▶ **What to work on**:
Give the count of lines that include the string "please". Add nothing to it.

▶ **Recorded information**:
*****

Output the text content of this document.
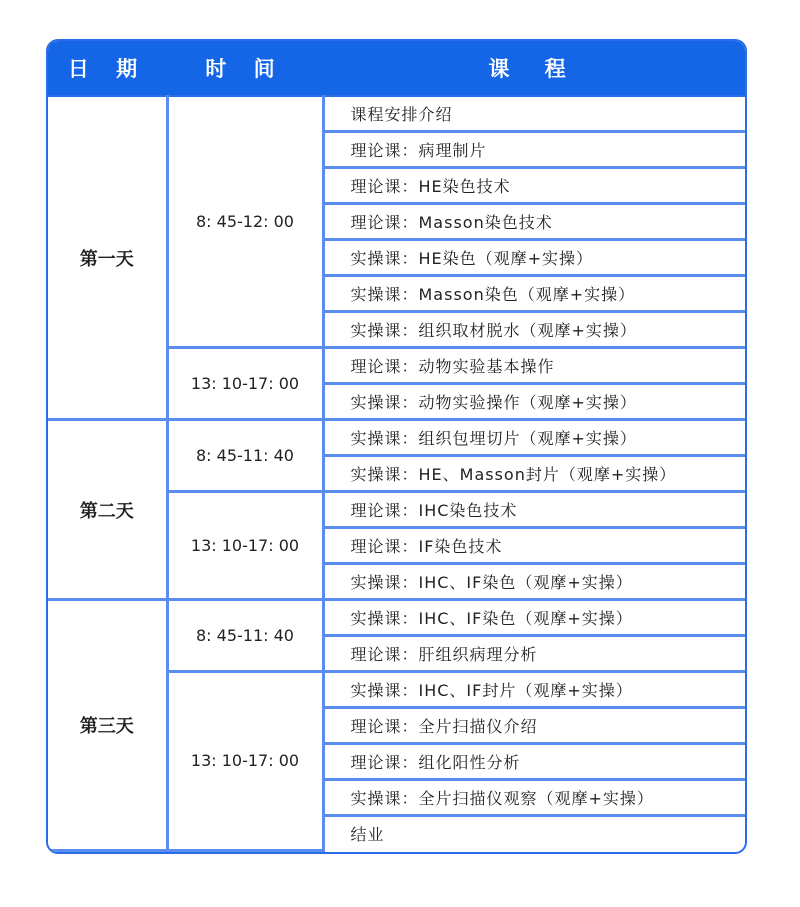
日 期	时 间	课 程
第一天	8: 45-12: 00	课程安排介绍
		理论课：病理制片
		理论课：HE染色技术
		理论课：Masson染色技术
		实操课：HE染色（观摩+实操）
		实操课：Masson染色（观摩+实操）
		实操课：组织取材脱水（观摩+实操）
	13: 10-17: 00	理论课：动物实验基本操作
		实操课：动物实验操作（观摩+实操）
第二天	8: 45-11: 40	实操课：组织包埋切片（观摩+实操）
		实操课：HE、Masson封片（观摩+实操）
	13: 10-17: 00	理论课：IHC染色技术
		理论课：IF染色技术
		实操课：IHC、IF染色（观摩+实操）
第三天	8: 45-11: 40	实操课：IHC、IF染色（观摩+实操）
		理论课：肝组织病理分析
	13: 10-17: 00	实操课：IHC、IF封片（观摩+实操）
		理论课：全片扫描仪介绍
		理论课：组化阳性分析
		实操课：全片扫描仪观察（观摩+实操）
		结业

*****

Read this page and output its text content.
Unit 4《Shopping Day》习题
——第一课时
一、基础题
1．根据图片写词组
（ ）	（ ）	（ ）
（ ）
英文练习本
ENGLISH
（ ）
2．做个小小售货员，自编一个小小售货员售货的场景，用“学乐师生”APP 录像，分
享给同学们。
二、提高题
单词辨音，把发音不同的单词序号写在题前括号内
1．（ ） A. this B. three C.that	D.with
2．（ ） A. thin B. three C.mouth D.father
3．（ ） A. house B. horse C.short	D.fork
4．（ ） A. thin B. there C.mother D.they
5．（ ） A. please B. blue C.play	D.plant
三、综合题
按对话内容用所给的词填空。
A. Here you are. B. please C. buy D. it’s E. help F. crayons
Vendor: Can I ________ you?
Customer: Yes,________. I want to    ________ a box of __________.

*****

▶ **Task answer**:
2